Information shown =
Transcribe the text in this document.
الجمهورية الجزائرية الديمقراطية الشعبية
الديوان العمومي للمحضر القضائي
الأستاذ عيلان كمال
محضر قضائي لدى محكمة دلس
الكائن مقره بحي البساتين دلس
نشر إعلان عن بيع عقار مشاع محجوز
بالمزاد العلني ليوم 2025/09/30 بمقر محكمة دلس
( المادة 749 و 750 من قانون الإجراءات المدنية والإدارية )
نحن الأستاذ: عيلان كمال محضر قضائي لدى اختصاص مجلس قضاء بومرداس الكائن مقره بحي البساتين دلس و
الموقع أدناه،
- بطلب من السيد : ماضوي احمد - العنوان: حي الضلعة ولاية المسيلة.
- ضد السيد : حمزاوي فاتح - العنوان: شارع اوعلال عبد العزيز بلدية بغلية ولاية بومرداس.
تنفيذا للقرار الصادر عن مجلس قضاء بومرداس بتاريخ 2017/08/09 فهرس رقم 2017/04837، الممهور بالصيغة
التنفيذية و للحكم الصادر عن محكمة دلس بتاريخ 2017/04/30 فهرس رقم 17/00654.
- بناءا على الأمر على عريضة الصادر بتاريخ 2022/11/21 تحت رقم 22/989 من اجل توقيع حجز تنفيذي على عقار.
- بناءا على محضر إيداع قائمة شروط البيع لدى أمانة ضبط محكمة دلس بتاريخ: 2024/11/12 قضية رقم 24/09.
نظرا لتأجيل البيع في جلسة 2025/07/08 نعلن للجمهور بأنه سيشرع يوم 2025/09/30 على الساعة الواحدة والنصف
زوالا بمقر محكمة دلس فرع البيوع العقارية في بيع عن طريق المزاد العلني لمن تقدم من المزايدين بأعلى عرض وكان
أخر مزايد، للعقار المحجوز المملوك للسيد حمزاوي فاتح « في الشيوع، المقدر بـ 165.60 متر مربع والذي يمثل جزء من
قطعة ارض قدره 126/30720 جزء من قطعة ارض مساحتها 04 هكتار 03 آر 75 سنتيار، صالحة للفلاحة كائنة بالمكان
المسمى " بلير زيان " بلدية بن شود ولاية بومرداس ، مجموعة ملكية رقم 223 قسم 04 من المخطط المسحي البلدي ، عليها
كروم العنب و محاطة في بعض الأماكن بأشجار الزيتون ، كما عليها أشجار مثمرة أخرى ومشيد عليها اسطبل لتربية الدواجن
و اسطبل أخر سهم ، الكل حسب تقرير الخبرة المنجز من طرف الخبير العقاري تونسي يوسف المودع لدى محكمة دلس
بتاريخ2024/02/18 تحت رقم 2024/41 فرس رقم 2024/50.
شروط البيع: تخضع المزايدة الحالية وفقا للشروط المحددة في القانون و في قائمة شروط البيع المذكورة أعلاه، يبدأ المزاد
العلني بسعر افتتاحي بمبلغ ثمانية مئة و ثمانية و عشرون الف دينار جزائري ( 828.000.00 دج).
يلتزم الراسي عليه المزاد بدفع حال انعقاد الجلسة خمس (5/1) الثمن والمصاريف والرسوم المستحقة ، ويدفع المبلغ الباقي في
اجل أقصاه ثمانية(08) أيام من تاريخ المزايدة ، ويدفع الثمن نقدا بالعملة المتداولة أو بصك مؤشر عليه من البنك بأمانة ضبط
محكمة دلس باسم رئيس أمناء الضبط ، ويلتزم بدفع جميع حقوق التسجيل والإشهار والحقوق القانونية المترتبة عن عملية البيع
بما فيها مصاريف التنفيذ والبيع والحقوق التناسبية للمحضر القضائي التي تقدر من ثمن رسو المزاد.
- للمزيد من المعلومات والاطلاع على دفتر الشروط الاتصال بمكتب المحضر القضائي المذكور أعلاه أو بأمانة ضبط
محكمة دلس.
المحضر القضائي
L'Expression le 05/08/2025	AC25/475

The request = Quote the whole listing above, leaving nothing out.

Complete response =
Transcribe the text in this document.
الجمهورية الجزائرية الديمقراطية الشعبية
الديوان العمومي للمحضر القضائي
الأستاذ عيلان كمال
محضر قضائي لدى محكمة دلس
الكائن مقره بحي البساتين دلس
نشر إعلان عن بيع عقار مشاع محجوز
بالمزاد العلني ليوم 2025/09/30 بمقر محكمة دلس
( المادة 749 و 750 من قانون الإجراءات المدنية والإدارية )
نحن الأستاذ: عيلان كمال محضر قضائي لدى اختصاص مجلس قضاء بومرداس الكائن مقره بحي البساتين دلس و
الموقع أدناه،
- بطلب من السيد : ماضوي احمد - العنوان: حي الضلعة ولاية المسيلة.
- ضد السيد : حمزاوي فاتح - العنوان: شارع اوعلال عبد العزيز بلدية بغلية ولاية بومرداس.
تنفيذا للقرار الصادر عن مجلس قضاء بومرداس بتاريخ 2017/08/09 فهرس رقم 2017/04837، الممهور بالصيغة
التنفيذية و للحكم الصادر عن محكمة دلس بتاريخ 2017/04/30 فهرس رقم 17/00654.
- بناءا على الأمر على عريضة الصادر بتاريخ 2022/11/21 تحت رقم 22/989 من اجل توقيع حجز تنفيذي على عقار.
- بناءا على محضر إيداع قائمة شروط البيع لدى أمانة ضبط محكمة دلس بتاريخ: 2024/11/12 قضية رقم 24/09.
نظرا لتأجيل البيع في جلسة 2025/07/08 نعلن للجمهور بأنه سيشرع يوم 2025/09/30 على الساعة الواحدة والنصف
زوالا بمقر محكمة دلس فرع البيوع العقارية في بيع عن طريق المزاد العلني لمن تقدم من المزايدين بأعلى عرض وكان
أخر مزايد، للعقار المحجوز المملوك للسيد حمزاوي فاتح « في الشيوع، المقدر بـ 165.60 متر مربع والذي يمثل جزء من
قطعة ارض قدره 126/30720 جزء من قطعة ارض مساحتها 04 هكتار 03 آر 75 سنتيار، صالحة للفلاحة كائنة بالمكان
المسمى " بلير زيان " بلدية بن شود ولاية بومرداس ، مجموعة ملكية رقم 223 قسم 04 من المخطط المسحي البلدي ، عليها
كروم العنب و محاطة في بعض الأماكن بأشجار الزيتون ، كما عليها أشجار مثمرة أخرى ومشيد عليها اسطبل لتربية الدواجن
و اسطبل أخر سهم ، الكل حسب تقرير الخبرة المنجز من طرف الخبير العقاري تونسي يوسف المودع لدى محكمة دلس
بتاريخ2024/02/18 تحت رقم 2024/41 فرس رقم 2024/50.
شروط البيع: تخضع المزايدة الحالية وفقا للشروط المحددة في القانون و في قائمة شروط البيع المذكورة أعلاه، يبدأ المزاد
العلني بسعر افتتاحي بمبلغ ثمانية مئة و ثمانية و عشرون الف دينار جزائري ( 828.000.00 دج).
يلتزم الراسي عليه المزاد بدفع حال انعقاد الجلسة خمس (5/1) الثمن والمصاريف والرسوم المستحقة ، ويدفع المبلغ الباقي في
اجل أقصاه ثمانية(08) أيام من تاريخ المزايدة ، ويدفع الثمن نقدا بالعملة المتداولة أو بصك مؤشر عليه من البنك بأمانة ضبط
محكمة دلس باسم رئيس أمناء الضبط ، ويلتزم بدفع جميع حقوق التسجيل والإشهار والحقوق القانونية المترتبة عن عملية البيع
بما فيها مصاريف التنفيذ والبيع والحقوق التناسبية للمحضر القضائي التي تقدر من ثمن رسو المزاد.
- للمزيد من المعلومات والاطلاع على دفتر الشروط الاتصال بمكتب المحضر القضائي المذكور أعلاه أو بأمانة ضبط
محكمة دلس.
المحضر القضائي
L'Expression le 05/08/2025	AC25/475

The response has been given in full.